_DATA FOR THIS EXERCISE_
+===+

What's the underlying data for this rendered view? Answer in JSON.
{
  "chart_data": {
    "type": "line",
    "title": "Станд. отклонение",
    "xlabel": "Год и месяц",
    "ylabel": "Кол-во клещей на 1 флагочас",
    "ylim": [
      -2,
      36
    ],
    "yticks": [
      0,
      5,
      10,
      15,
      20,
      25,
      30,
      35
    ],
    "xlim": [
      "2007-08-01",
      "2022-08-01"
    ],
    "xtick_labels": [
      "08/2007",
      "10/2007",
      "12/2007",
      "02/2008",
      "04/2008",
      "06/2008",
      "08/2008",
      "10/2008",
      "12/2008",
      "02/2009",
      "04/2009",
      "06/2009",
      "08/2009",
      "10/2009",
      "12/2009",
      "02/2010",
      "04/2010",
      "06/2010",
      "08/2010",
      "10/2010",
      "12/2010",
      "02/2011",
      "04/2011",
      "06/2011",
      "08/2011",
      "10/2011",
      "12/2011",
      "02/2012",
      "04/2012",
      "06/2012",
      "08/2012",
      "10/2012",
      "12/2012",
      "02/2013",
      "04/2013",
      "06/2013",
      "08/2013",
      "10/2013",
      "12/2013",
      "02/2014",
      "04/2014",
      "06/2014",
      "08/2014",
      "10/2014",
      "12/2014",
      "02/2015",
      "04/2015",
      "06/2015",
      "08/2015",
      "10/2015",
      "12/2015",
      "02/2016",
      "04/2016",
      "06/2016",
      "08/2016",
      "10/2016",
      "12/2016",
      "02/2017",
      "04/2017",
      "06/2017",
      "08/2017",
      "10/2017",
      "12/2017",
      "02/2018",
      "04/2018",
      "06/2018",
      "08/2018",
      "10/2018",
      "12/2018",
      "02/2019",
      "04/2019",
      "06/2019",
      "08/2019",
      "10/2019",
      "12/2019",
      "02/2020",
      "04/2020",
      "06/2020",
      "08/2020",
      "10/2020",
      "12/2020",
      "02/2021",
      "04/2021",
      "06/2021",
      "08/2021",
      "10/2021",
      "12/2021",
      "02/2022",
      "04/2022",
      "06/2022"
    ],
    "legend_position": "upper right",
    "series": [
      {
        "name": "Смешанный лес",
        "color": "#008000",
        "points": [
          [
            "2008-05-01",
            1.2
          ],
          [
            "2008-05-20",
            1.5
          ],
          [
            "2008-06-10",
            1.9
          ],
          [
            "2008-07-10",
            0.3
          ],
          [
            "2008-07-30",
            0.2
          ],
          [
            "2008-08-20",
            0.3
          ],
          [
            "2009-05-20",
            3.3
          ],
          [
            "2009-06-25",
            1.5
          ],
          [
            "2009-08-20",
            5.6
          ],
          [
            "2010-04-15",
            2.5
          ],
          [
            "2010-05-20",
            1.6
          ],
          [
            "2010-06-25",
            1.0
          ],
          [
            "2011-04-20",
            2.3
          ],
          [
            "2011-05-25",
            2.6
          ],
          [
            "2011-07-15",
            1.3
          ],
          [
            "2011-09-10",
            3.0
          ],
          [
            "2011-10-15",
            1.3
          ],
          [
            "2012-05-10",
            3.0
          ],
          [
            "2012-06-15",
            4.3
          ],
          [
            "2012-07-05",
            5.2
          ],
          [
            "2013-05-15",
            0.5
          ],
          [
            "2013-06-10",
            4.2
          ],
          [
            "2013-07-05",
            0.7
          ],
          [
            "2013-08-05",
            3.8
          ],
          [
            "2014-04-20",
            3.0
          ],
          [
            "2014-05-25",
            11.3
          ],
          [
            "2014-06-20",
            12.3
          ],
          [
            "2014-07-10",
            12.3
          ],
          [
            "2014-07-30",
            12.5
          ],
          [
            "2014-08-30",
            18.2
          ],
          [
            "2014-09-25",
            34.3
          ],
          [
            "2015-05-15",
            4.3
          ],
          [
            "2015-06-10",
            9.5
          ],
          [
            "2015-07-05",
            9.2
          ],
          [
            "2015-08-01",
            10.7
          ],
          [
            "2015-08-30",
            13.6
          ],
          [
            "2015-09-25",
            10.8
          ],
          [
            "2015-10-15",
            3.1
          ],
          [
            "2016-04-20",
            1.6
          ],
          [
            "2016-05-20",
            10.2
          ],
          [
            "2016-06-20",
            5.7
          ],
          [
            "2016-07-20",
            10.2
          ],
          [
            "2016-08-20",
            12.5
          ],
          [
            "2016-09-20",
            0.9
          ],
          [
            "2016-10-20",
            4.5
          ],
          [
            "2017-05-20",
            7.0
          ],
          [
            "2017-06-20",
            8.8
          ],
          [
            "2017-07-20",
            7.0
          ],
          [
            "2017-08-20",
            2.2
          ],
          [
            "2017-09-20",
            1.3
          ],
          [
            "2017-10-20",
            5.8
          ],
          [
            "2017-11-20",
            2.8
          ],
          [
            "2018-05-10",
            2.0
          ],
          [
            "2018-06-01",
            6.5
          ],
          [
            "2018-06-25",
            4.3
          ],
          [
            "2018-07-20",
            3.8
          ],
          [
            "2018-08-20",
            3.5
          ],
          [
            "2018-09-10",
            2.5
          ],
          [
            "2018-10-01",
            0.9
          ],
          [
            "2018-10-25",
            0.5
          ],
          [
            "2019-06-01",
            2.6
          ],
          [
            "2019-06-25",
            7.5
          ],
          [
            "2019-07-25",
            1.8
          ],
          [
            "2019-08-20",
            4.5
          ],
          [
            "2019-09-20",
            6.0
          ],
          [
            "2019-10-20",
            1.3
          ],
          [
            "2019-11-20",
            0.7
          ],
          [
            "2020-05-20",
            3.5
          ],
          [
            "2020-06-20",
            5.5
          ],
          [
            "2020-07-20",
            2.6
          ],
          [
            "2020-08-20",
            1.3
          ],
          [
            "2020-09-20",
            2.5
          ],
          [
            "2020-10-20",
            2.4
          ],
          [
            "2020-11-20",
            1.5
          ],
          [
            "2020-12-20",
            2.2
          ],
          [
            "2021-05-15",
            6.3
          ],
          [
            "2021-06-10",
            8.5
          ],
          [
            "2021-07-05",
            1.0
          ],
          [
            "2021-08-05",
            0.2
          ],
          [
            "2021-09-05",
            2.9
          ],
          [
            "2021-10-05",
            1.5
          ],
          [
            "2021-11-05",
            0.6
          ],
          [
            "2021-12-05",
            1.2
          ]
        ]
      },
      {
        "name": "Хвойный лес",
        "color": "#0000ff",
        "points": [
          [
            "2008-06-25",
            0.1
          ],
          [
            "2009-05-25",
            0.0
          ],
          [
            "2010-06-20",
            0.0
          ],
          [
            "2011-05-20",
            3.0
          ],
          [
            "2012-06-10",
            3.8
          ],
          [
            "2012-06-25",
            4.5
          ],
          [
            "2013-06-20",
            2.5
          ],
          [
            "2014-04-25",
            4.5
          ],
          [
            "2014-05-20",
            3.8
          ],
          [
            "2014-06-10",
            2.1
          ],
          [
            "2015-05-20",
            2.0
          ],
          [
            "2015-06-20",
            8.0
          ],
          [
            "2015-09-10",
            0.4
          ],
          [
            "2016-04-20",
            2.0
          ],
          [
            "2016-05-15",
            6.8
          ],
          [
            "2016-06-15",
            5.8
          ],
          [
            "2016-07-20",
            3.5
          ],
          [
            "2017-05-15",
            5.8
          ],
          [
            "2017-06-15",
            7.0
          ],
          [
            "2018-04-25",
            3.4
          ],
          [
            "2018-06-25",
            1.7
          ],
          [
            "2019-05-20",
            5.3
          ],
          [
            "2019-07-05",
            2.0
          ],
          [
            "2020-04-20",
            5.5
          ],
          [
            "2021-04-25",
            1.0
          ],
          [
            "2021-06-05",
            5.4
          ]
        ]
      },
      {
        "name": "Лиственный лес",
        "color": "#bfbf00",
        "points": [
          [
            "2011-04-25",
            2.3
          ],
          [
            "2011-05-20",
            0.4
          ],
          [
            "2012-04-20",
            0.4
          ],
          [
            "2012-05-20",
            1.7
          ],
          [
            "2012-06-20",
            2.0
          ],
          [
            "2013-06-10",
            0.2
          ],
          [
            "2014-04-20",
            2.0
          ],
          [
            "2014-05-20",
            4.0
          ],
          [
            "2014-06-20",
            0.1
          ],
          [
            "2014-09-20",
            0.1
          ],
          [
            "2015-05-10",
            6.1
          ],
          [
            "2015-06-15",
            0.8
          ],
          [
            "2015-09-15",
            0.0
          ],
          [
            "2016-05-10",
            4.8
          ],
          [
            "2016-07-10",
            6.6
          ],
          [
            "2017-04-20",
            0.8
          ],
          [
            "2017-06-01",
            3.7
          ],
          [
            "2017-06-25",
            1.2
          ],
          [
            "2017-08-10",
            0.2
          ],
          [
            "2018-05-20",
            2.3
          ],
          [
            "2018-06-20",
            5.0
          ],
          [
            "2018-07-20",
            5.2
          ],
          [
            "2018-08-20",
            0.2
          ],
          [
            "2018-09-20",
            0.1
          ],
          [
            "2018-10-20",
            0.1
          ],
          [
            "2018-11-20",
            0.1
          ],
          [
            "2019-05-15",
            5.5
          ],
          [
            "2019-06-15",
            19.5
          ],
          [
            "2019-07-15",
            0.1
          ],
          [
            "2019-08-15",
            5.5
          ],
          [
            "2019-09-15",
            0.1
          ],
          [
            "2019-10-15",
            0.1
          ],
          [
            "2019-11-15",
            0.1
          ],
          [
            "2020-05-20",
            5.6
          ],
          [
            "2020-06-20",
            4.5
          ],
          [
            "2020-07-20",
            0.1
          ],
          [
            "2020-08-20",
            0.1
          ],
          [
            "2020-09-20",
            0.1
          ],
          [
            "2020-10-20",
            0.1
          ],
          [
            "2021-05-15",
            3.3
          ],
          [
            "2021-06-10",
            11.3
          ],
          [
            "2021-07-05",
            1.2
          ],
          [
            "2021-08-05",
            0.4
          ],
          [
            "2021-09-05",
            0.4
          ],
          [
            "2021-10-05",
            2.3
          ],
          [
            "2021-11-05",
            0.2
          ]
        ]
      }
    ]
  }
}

+===+

_TASK DIRECTIONS_
Copy out every line that includes the word "name".

_FINAL RESULT_
        "name": "Смешанный лес",
        "name": "Хвойный лес",
        "name": "Лиственный лес",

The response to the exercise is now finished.